* **Stated task**
In how many lines of the data does the word "salary" appear? Give the number by itself.
══════
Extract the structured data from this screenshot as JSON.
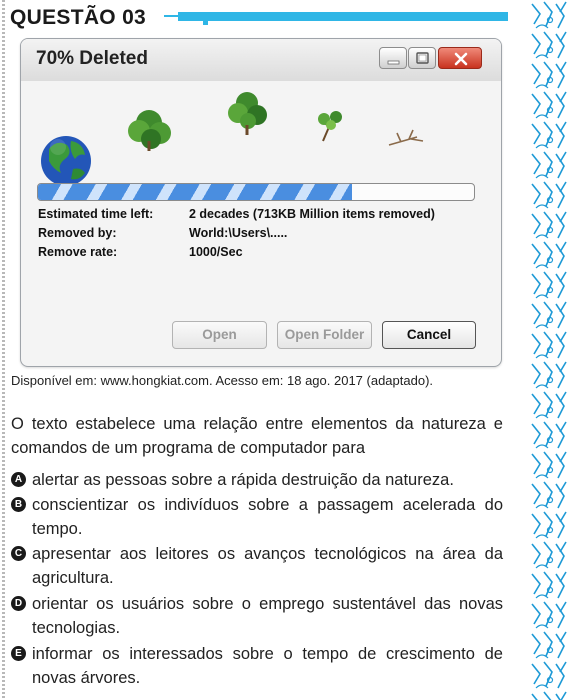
{
  "question": {
    "number_label": "QUESTÃO 03"
  },
  "window": {
    "title": "70% Deleted",
    "progress_fraction": 0.72,
    "fields": [
      {
        "label": "Estimated time left:",
        "value": "2 decades (713KB Million items removed)"
      },
      {
        "label": "Removed by:",
        "value": "World:\\Users\\....."
      },
      {
        "label": "Remove rate:",
        "value": "1000/Sec"
      }
    ],
    "buttons": {
      "open": "Open",
      "open_folder": "Open Folder",
      "cancel": "Cancel"
    },
    "icons": [
      "earth-icon",
      "tree-icon",
      "tree-icon",
      "small-tree-icon",
      "dead-branch-icon"
    ]
  },
  "source_text": "Disponível em: www.hongkiat.com. Acesso em: 18 ago. 2017 (adaptado).",
  "statement": "O texto estabelece uma relação entre elementos da natureza e comandos de um programa de computador para",
  "options": [
    {
      "letter": "A",
      "text": "alertar as pessoas sobre a rápida destruição da natureza."
    },
    {
      "letter": "B",
      "text": "conscientizar os indivíduos sobre a passagem acelerada do tempo."
    },
    {
      "letter": "C",
      "text": "apresentar aos leitores os avanços tecnológicos na área da agricultura."
    },
    {
      "letter": "D",
      "text": "orientar os usuários sobre o emprego sustentável das novas tecnologias."
    },
    {
      "letter": "E",
      "text": "informar os interessados sobre o tempo de crescimento de novas árvores."
    }
  ],
  "colors": {
    "accent_bar": "#2fb6e6",
    "progress_blue": "#4a8ee0",
    "close_red": "#c8331f",
    "decor_blue": "#1e9ad6"
  }
}
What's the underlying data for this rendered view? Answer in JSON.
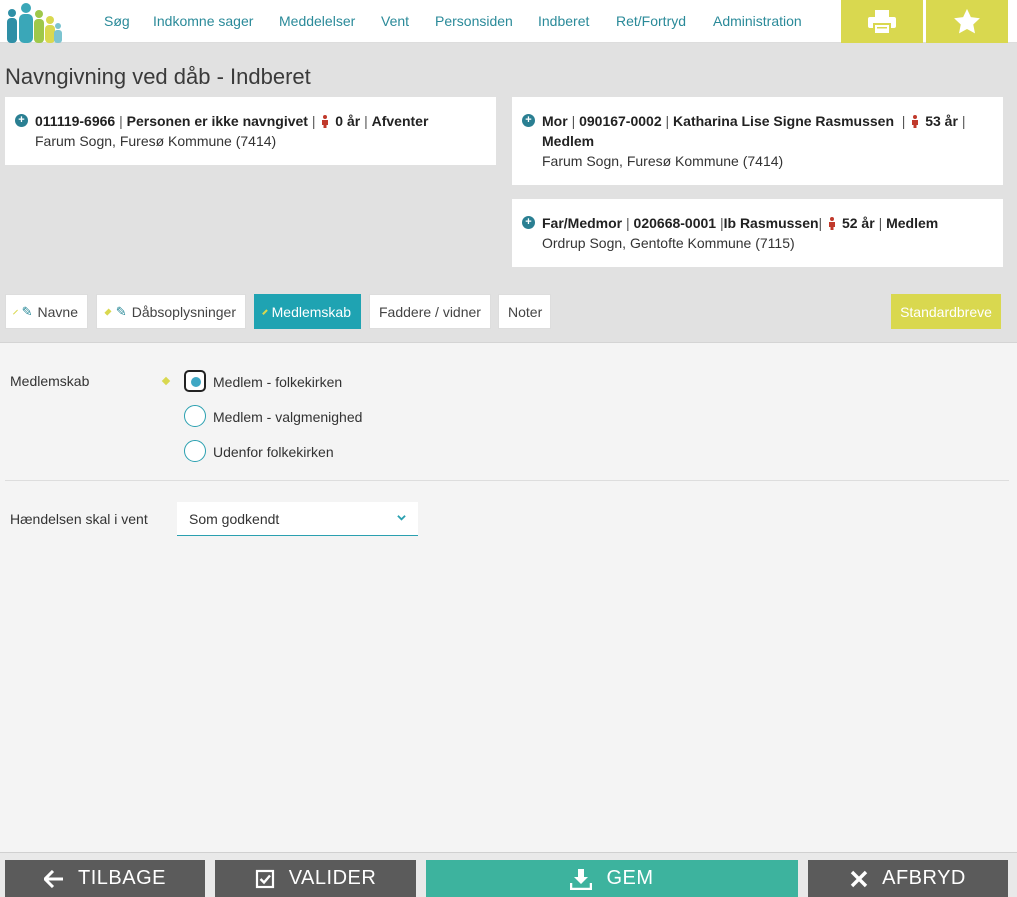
{
  "nav": {
    "items": [
      "Søg",
      "Indkomne sager",
      "Meddelelser",
      "Vent",
      "Personsiden",
      "Indberet",
      "Ret/Fortryd",
      "Administration"
    ]
  },
  "colors": {
    "accent": "#1fa3b2",
    "brand_yellow": "#d9d84f",
    "link": "#2a8a99",
    "dark_button": "#5b5b5b",
    "save_button": "#3db39e"
  },
  "page": {
    "title": "Navngivning ved dåb - Indberet"
  },
  "child_card": {
    "cpr": "011119-6966",
    "status": "Personen er ikke navngivet",
    "age": "0 år",
    "state": "Afventer",
    "parish": "Farum Sogn, Furesø Kommune (7414)"
  },
  "mother_card": {
    "role": "Mor",
    "cpr": "090167-0002",
    "name": "Katharina Lise Signe Rasmussen",
    "age": "53 år",
    "membership": "Medlem",
    "parish": "Farum Sogn, Furesø Kommune (7414)"
  },
  "father_card": {
    "role": "Far/Medmor",
    "cpr": "020668-0001",
    "name": "Ib Rasmussen",
    "age": "52 år",
    "membership": "Medlem",
    "parish": "Ordrup Sogn, Gentofte Kommune (7115)"
  },
  "tabs": {
    "names": "Navne",
    "baptism": "Dåbsoplysninger",
    "membership": "Medlemskab",
    "godparents": "Faddere / vidner",
    "notes": "Noter",
    "letters": "Standardbreve"
  },
  "form": {
    "membership_label": "Medlemskab",
    "options": [
      "Medlem - folkekirken",
      "Medlem - valgmenighed",
      "Udenfor folkekirken"
    ],
    "selected_option": "Medlem - folkekirken",
    "wait_label": "Hændelsen skal i vent",
    "wait_value": "Som godkendt"
  },
  "footer": {
    "back": "TILBAGE",
    "validate": "VALIDER",
    "save": "GEM",
    "cancel": "AFBRYD"
  }
}
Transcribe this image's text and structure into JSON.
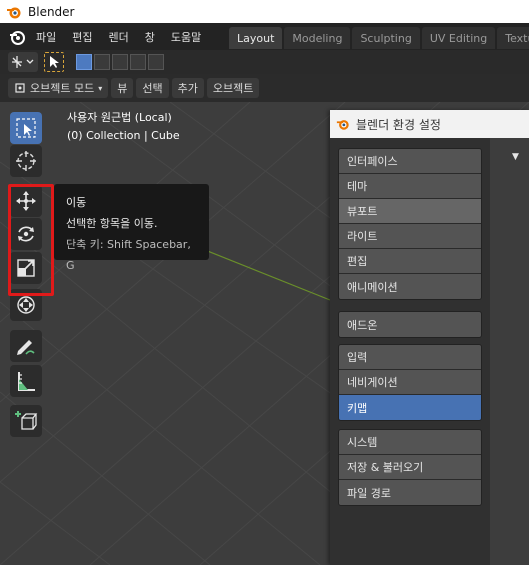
{
  "window": {
    "title": "Blender"
  },
  "menu": {
    "items": [
      "파일",
      "편집",
      "렌더",
      "창",
      "도움말"
    ]
  },
  "workspace_tabs": [
    "Layout",
    "Modeling",
    "Sculpting",
    "UV Editing",
    "Texture"
  ],
  "header2": {
    "mode": "오브젝트 모드",
    "buttons": [
      "뷰",
      "선택",
      "추가",
      "오브젝트"
    ]
  },
  "viewport": {
    "view_label": "사용자 원근법 (Local)",
    "collection_label": "(0) Collection | Cube"
  },
  "tooltip": {
    "title": "이동",
    "description": "선택한 항목을 이동.",
    "shortcut": "단축 키: Shift Spacebar, G"
  },
  "tools": [
    "select-box-icon",
    "cursor-icon",
    "move-icon",
    "rotate-icon",
    "scale-icon",
    "transform-icon",
    "annotate-icon",
    "measure-icon",
    "add-cube-icon"
  ],
  "preferences": {
    "title": "블렌더 환경 설정",
    "groups": [
      [
        "인터페이스",
        "테마",
        "뷰포트",
        "라이트",
        "편집",
        "애니메이션"
      ],
      [
        "애드온"
      ],
      [
        "입력",
        "네비게이션",
        "키맵"
      ],
      [
        "시스템",
        "저장 & 불러오기",
        "파일 경로"
      ]
    ],
    "selected": "키맵",
    "hovered": "뷰포트"
  },
  "colors": {
    "accent": "#4772b3",
    "highlight_box": "#e01a1a"
  }
}
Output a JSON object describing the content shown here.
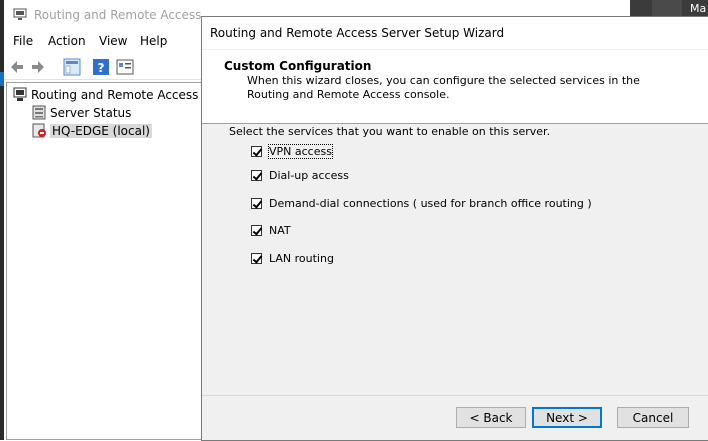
{
  "mmc": {
    "title": "Routing and Remote Access",
    "menu": [
      "File",
      "Action",
      "View",
      "Help"
    ],
    "tree": {
      "root": "Routing and Remote Access",
      "children": [
        "Server Status",
        "HQ-EDGE (local)"
      ]
    }
  },
  "desktop": {
    "corner_text": "Ma"
  },
  "wizard": {
    "title": "Routing and Remote Access Server Setup Wizard",
    "header_title": "Custom Configuration",
    "header_desc": "When this wizard closes, you can configure the selected services in the Routing and Remote Access console.",
    "intro": "Select the services that you want to enable on this server.",
    "options": [
      {
        "label": "VPN access",
        "checked": true
      },
      {
        "label": "Dial-up access",
        "checked": true
      },
      {
        "label": "Demand-dial connections ( used for branch office routing )",
        "checked": true
      },
      {
        "label": "NAT",
        "checked": true
      },
      {
        "label": "LAN routing",
        "checked": true
      }
    ],
    "buttons": {
      "back": "< Back",
      "next": "Next >",
      "cancel": "Cancel"
    }
  },
  "colors": {
    "accent": "#0078d7",
    "dialog_bg": "#f0f0f0"
  }
}
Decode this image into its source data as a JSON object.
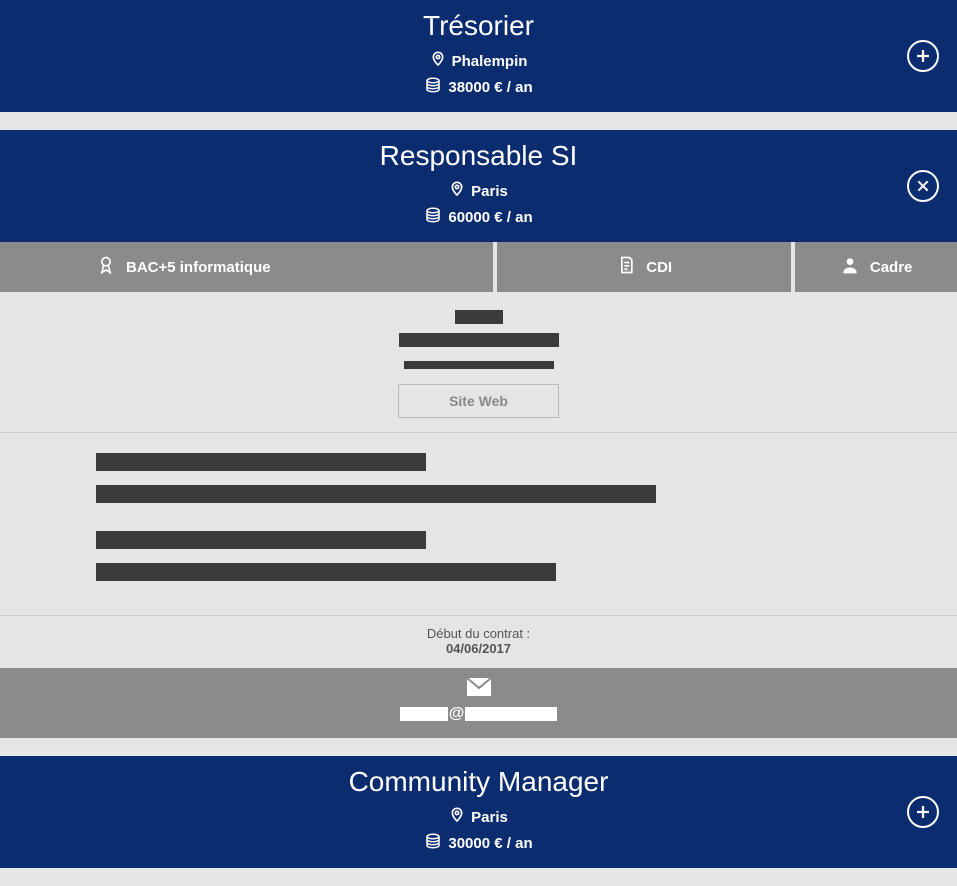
{
  "jobs": [
    {
      "title": "Trésorier",
      "location": "Phalempin",
      "salary": "38000 € / an",
      "action": "expand"
    },
    {
      "title": "Responsable SI",
      "location": "Paris",
      "salary": "60000 € / an",
      "action": "close",
      "meta": {
        "education": "BAC+5 informatique",
        "contract_type": "CDI",
        "status": "Cadre"
      },
      "site_button": "Site Web",
      "contract": {
        "label": "Début du contrat :",
        "date": "04/06/2017"
      },
      "email_at": "@"
    },
    {
      "title": "Community Manager",
      "location": "Paris",
      "salary": "30000 € / an",
      "action": "expand"
    }
  ]
}
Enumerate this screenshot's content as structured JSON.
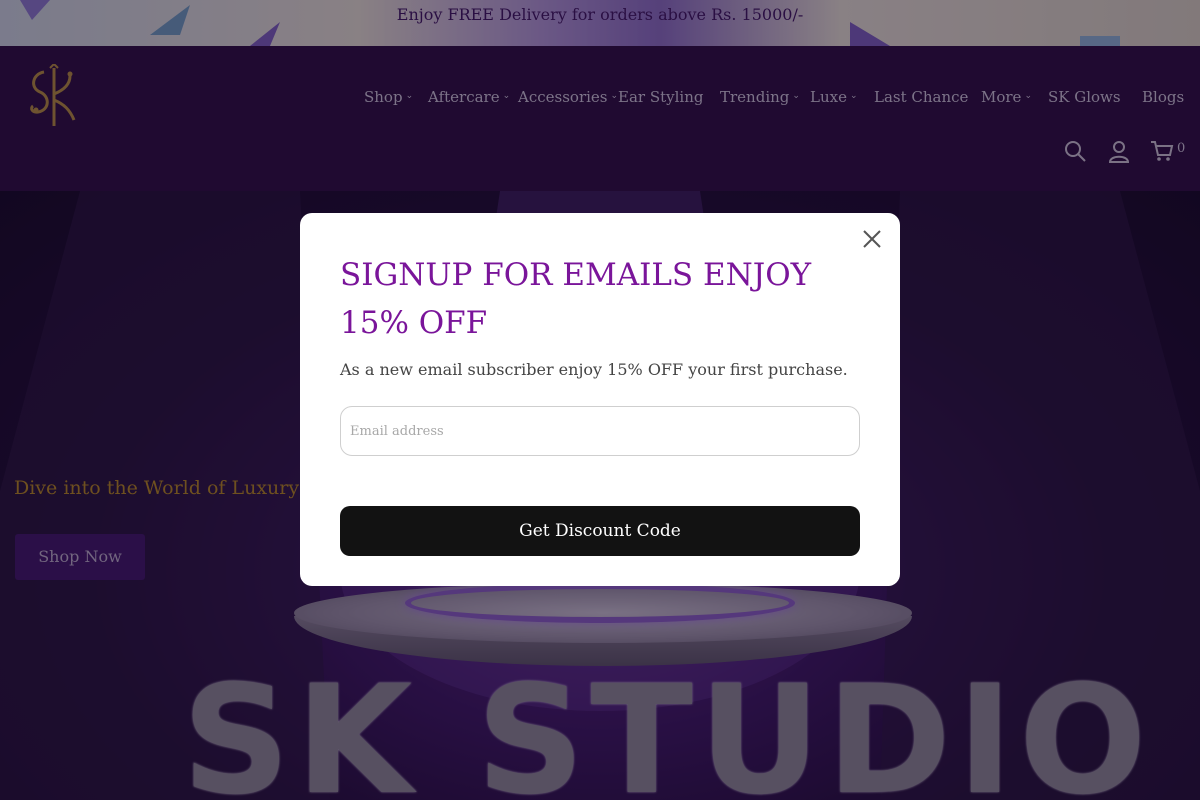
{
  "announcement": {
    "text": "Enjoy FREE Delivery for orders above Rs. 15000/-"
  },
  "header": {
    "nav": [
      {
        "label": "Shop",
        "has_dropdown": true
      },
      {
        "label": "Aftercare",
        "has_dropdown": true
      },
      {
        "label": "Accessories",
        "has_dropdown": true
      },
      {
        "label": "Ear Styling",
        "has_dropdown": false
      },
      {
        "label": "Trending",
        "has_dropdown": true
      },
      {
        "label": "Luxe",
        "has_dropdown": true
      },
      {
        "label": "Last Chance",
        "has_dropdown": false
      },
      {
        "label": "More",
        "has_dropdown": true
      },
      {
        "label": "SK Glows",
        "has_dropdown": false
      },
      {
        "label": "Blogs",
        "has_dropdown": false
      }
    ],
    "chevron": "⌄",
    "icons": [
      "search-icon",
      "account-icon",
      "cart-icon"
    ],
    "cart_count": "0"
  },
  "hero": {
    "tagline": "Dive into the World of Luxury Pierc",
    "cta": "Shop Now",
    "brand_text": "SK STUDIO"
  },
  "modal": {
    "title": "SIGNUP FOR EMAILS ENJOY 15% OFF",
    "subtitle": "As a new email subscriber enjoy 15% OFF your first purchase.",
    "email_placeholder": "Email address",
    "email_value": "",
    "button": "Get Discount Code"
  },
  "colors": {
    "header_bg": "#2a0c3f",
    "announce_text": "#3d1460",
    "modal_title": "#7a159a",
    "hero_tagline": "#b98a1e",
    "cta_bg": "#3e1469",
    "button_bg": "#121212"
  }
}
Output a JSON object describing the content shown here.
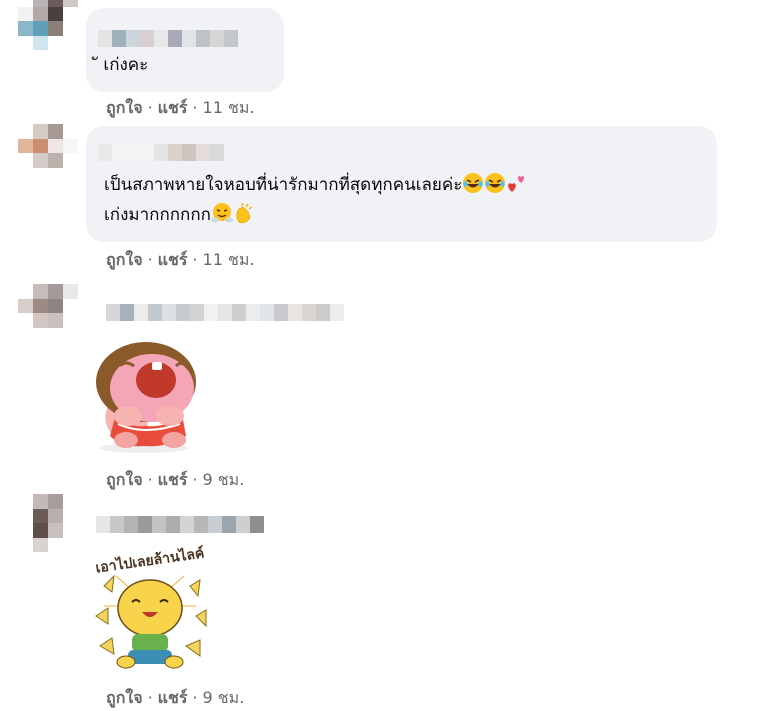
{
  "comments": [
    {
      "text": "ั เก่งคะ",
      "like_label": "ถูกใจ",
      "reply_label": "แชร์",
      "separator": "·",
      "time": "11 ชม."
    },
    {
      "text_line1": "เป็นสภาพหายใจหอบที่น่ารักมากที่สุดทุกคนเลยค่ะ",
      "text_line2": "เก่งมากกกกกก",
      "like_label": "ถูกใจ",
      "reply_label": "แชร์",
      "separator": "·",
      "time": "11 ชม."
    },
    {
      "like_label": "ถูกใจ",
      "reply_label": "แชร์",
      "separator": "·",
      "time": "9 ชม."
    },
    {
      "sticker_caption": "เอาไปเลยล้านไลค์",
      "like_label": "ถูกใจ",
      "reply_label": "แชร์",
      "separator": "·",
      "time": "9 ชม."
    }
  ],
  "icons": {
    "laughing": "face-with-tears-of-joy",
    "heart": "two-hearts",
    "huff": "face-with-steam",
    "clap": "clapping-hands"
  },
  "colors": {
    "bubble": "#f0f2f5",
    "meta_text": "#65676b",
    "text": "#050505"
  }
}
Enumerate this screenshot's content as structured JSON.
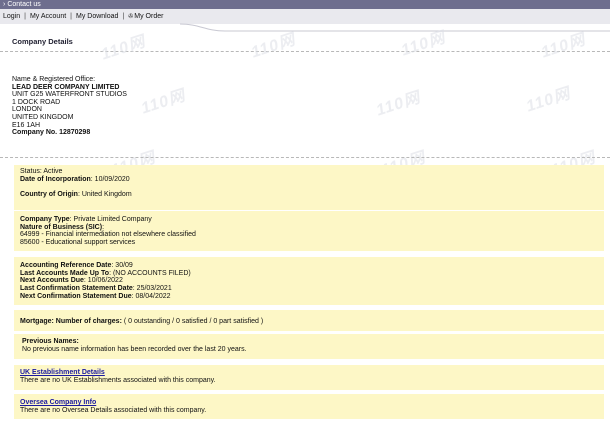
══════
* **Exercise answer**
3